_Estratto del testo_
----
Autospurgo che scarica in fogna

Il mezzo utilizzato va sempre sequestrato.

Di Michele Mavino

La pronuncia della Terza Sezione Penale della Corte di Cassazione affronta ancora una volta il tema dei presupposti del sequestro preventivo disposto ai sensi dell’art. 321 c.p.p., con riguardo alla gestione illecita dei rifiuti liquidi. Il caso prende avvio dal sequestro di un autospurgo utilizzato, secondo le risultanze dell’informativa di polizia giudiziaria, per lo sversamento di reflui all’interno della rete fognaria destinata alle acque meteoriche, condotta astrattamente sussumibile nelle fattispecie di cui agli artt. 192 e 255 del D.lgs. 152/2006.

Il ricorrente eccepiva principalmente la carenza motivazionale circa il fumus commissi delicti e il periculum in mora, sostenendo che non fosse stato verificato il contenuto della cisterna né assegnato il corretto codice CER al rifiuto ipoteticamente sversato, oltre a contestare l’automatismo tra disponibilità del mezzo e rischio di reiterazione del fatto.
----
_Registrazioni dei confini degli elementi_
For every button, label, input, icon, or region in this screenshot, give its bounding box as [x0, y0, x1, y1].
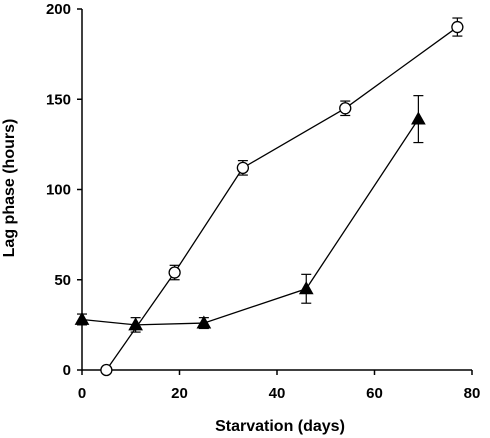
data-point-triangle	[298, 281, 314, 295]
data-point-triangle	[411, 111, 426, 125]
x-axis-label: Starvation (days)	[215, 418, 345, 435]
tick-labels: 0 20 40 60 80 0 50 100 150 200	[46, 1, 480, 402]
y-tick-label: 0	[63, 362, 71, 379]
y-tick-label: 200	[46, 1, 71, 18]
data-point-triangle	[128, 317, 143, 331]
series-1	[100, 17, 464, 377]
axes	[77, 8, 473, 375]
x-tick-label: 80	[464, 385, 481, 402]
y-tick-label: 100	[46, 182, 71, 199]
data-point-circle	[168, 266, 181, 279]
data-point-triangle	[196, 315, 212, 329]
y-tick-label: 50	[54, 272, 71, 289]
data-point-triangle	[74, 311, 90, 325]
data-point-circle	[100, 363, 113, 377]
x-tick-label: 40	[269, 385, 286, 402]
series-line	[81, 118, 419, 326]
data-point-circle	[236, 161, 250, 174]
x-tick-label: 0	[78, 385, 86, 402]
data-point-circle	[339, 102, 352, 115]
series-2	[74, 95, 426, 333]
series-line	[105, 26, 458, 371]
series-layer	[74, 17, 464, 377]
y-tick-label: 150	[46, 91, 71, 108]
data-point-circle	[451, 20, 464, 34]
x-tick-label: 20	[171, 385, 188, 402]
x-tick-label: 60	[366, 385, 383, 402]
y-axis-label: Lag phase (hours)	[1, 119, 18, 258]
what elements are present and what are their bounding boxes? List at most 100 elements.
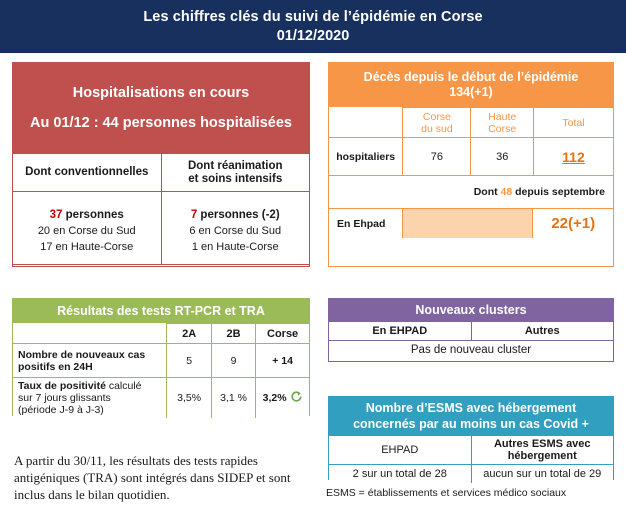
conventionnelles-count: 37 <box>49 209 63 222</box>
hospitalisations-title: Hospitalisations en cours <box>72 85 250 101</box>
col-header-corse-du-sud-line1: Corse <box>422 110 451 123</box>
table-row: 2A 2B Corse <box>13 323 309 344</box>
col-header-en-ehpad: En EHPAD <box>329 321 472 341</box>
nouveaux-cas-corse: + 14 <box>255 343 309 378</box>
deces-note-prefix: Dont <box>473 186 501 198</box>
col-header-esms-autres-line1: Autres ESMS avec <box>493 438 591 450</box>
table-row: Dont conventionnelles Dont réanimation e… <box>13 152 309 193</box>
deces-corner-cell <box>329 107 404 138</box>
cell-reanimation: 7 personnes (-2) 6 en Corse du Sud 1 en … <box>160 191 309 265</box>
rotating-arrow-stable-icon <box>290 390 303 406</box>
deces-ehpad-value: 22(+1) <box>551 215 596 232</box>
col-header-corse: Corse <box>255 323 309 344</box>
tests-corner-cell <box>13 323 168 344</box>
deces-panel: Décès depuis le début de l’épidémie 134(… <box>328 62 614 267</box>
page-date: 01/12/2020 <box>276 28 350 44</box>
tests-table: 2A 2B Corse Nombre de nouveaux cas posit… <box>13 323 309 418</box>
clusters-message: Pas de nouveau cluster <box>329 340 613 360</box>
col-header-haute-corse-line2: Corse <box>488 122 517 135</box>
reanimation-detail-1: 6 en Corse du Sud <box>189 225 282 238</box>
table-row: Taux de positivité calculé sur 7 jours g… <box>13 377 309 418</box>
table-row: 37 personnes 20 en Corse du Sud 17 en Ha… <box>13 191 309 265</box>
row-label-taux-line1: Taux de positivité calculé <box>18 380 163 392</box>
col-header-2a: 2A <box>166 323 212 344</box>
deces-hospitaliers-total: 112 <box>532 137 613 176</box>
deces-total: 134(+1) <box>449 85 493 99</box>
row-label-nouveaux-cas-line2: positifs en 24H <box>18 361 163 373</box>
row-label-nouveaux-cas: Nombre de nouveaux cas positifs en 24H <box>13 343 168 378</box>
esms-panel: Nombre d’ESMS avec hébergement concernés… <box>328 396 614 483</box>
clusters-title: Nouveaux clusters <box>329 299 613 321</box>
taux-positivite-2b: 3,1 % <box>210 377 257 418</box>
clusters-table: En EHPAD Autres Pas de nouveau cluster <box>329 321 613 360</box>
deces-ehpad-row: En Ehpad 22(+1) <box>329 208 613 238</box>
deces-table: Corse du sud Haute Corse Total hospitali… <box>329 107 613 176</box>
row-label-nouveaux-cas-rest: positifs en 24H <box>18 360 93 373</box>
clusters-panel: Nouveaux clusters En EHPAD Autres Pas de… <box>328 298 614 362</box>
conventionnelles-detail-1: 20 en Corse du Sud <box>37 225 136 238</box>
esms-title-line1: Nombre d’ESMS avec hébergement <box>365 401 577 415</box>
col-header-conventionnelles-label: Dont conventionnelles <box>25 166 149 179</box>
esms-header: Nombre d’ESMS avec hébergement concernés… <box>329 397 613 435</box>
row-label-taux-bold: Taux de positivité <box>18 380 106 392</box>
hospitalisations-table: Dont conventionnelles Dont réanimation e… <box>13 152 309 265</box>
table-row: En EHPAD Autres <box>329 321 613 341</box>
esms-footnote: ESMS = établissements et services médico… <box>326 487 567 499</box>
row-label-taux-line2: sur 7 jours glissants <box>18 392 111 404</box>
page-title: Les chiffres clés du suivi de l’épidémie… <box>143 9 483 25</box>
table-row: Nombre de nouveaux cas positifs en 24H 5… <box>13 343 309 378</box>
table-row: hospitaliers 76 36 112 <box>329 137 613 176</box>
col-header-haute-corse-line1: Haute <box>488 110 517 123</box>
hospitalisations-subtitle: Au 01/12 : 44 personnes hospitalisées <box>30 115 292 131</box>
col-header-conventionnelles: Dont conventionnelles <box>13 152 162 193</box>
deces-hospitaliers-haute-corse: 36 <box>470 137 534 176</box>
taux-positivite-corse: 3,2% <box>262 391 287 404</box>
esms-table: EHPAD Autres ESMS avec hébergement 2 sur… <box>329 435 613 483</box>
conventionnelles-unit: personnes <box>65 209 124 222</box>
conventionnelles-detail-2: 17 en Haute-Corse <box>40 241 134 254</box>
cell-conventionnelles: 37 personnes 20 en Corse du Sud 17 en Ha… <box>13 191 162 265</box>
col-header-2b: 2B <box>210 323 257 344</box>
reanimation-unit: personnes (-2) <box>200 209 280 222</box>
hospitalisations-panel: Hospitalisations en cours Au 01/12 : 44 … <box>12 62 310 267</box>
row-label-taux-rest: calculé <box>105 380 142 392</box>
deces-note-value: 48 <box>500 186 513 198</box>
col-header-reanimation-line2: et soins intensifs <box>188 172 283 185</box>
col-header-esms-autres-line2: hébergement <box>507 450 577 462</box>
table-row: Pas de nouveau cluster <box>329 340 613 360</box>
reanimation-count: 7 <box>190 209 198 222</box>
deces-header: Décès depuis le début de l’épidémie 134(… <box>329 63 613 107</box>
taux-positivite-corse-cell: 3,2% <box>255 377 309 418</box>
deces-title: Décès depuis le début de l’épidémie <box>363 70 579 84</box>
deces-septembre-note: Dont 48 depuis septembre <box>329 176 613 208</box>
deces-note-suffix: depuis septembre <box>512 186 605 198</box>
col-header-reanimation-line1: Dont réanimation <box>187 159 283 172</box>
row-label-nouveaux-cas-bold: Nombre de nouveaux cas <box>18 348 146 361</box>
col-header-esms-autres: Autres ESMS avec hébergement <box>470 435 613 465</box>
row-label-taux-positivite: Taux de positivité calculé sur 7 jours g… <box>13 377 168 418</box>
col-header-reanimation: Dont réanimation et soins intensifs <box>160 152 309 193</box>
row-label-taux-line3: (période J-9 à J-3) <box>18 404 104 416</box>
page-header-banner: Les chiffres clés du suivi de l’épidémie… <box>0 0 626 53</box>
table-row: Corse du sud Haute Corse Total <box>329 107 613 138</box>
esms-ehpad-value: 2 sur un total de 28 <box>329 464 472 483</box>
tra-note-paragraph: A partir du 30/11, les résultats des tes… <box>14 453 291 502</box>
hospitalisations-header: Hospitalisations en cours Au 01/12 : 44 … <box>13 63 309 153</box>
deces-ehpad-label: En Ehpad <box>329 209 403 238</box>
col-header-autres: Autres <box>470 321 613 341</box>
table-row: EHPAD Autres ESMS avec hébergement <box>329 435 613 465</box>
reanimation-detail-2: 1 en Haute-Corse <box>191 241 279 254</box>
taux-positivite-2a: 3,5% <box>166 377 212 418</box>
conventionnelles-count-line: 37 personnes <box>16 207 158 223</box>
tests-title: Résultats des tests RT-PCR et TRA <box>13 299 309 323</box>
col-header-total: Total <box>532 107 613 138</box>
row-label-hospitaliers: hospitaliers <box>329 137 404 176</box>
deces-hospitaliers-corse-du-sud: 76 <box>402 137 472 176</box>
reanimation-count-line: 7 personnes (-2) <box>165 207 307 223</box>
col-header-esms-ehpad: EHPAD <box>329 435 472 465</box>
esms-title-line2: concernés par au moins un cas Covid + <box>353 417 589 431</box>
col-header-corse-du-sud-line2: du sud <box>421 122 453 135</box>
col-header-haute-corse: Haute Corse <box>470 107 534 138</box>
nouveaux-cas-2a: 5 <box>166 343 212 378</box>
row-label-nouveaux-cas-line1: Nombre de nouveaux cas <box>18 349 163 361</box>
----
_Il compito_
Riscrivi il passo dell'estratto da "Autospurgo che scarica" fino a "del D.lgs. 152/2006." compreso, sostituendo "reflui" con "liquami". Le voci riportate non servono per svolgere il lavoro.

_Risultato dell'esercizio_
Autospurgo che scarica in fogna

Il mezzo utilizzato va sempre sequestrato.

Di Michele Mavino

La pronuncia della Terza Sezione Penale della Corte di Cassazione affronta ancora una volta il tema dei presupposti del sequestro preventivo disposto ai sensi dell’art. 321 c.p.p., con riguardo alla gestione illecita dei rifiuti liquidi. Il caso prende avvio dal sequestro di un autospurgo utilizzato, secondo le risultanze dell’informativa di polizia giudiziaria, per lo sversamento di liquami all’interno della rete fognaria destinata alle acque meteoriche, condotta astrattamente sussumibile nelle fattispecie di cui agli artt. 192 e 255 del D.lgs. 152/2006.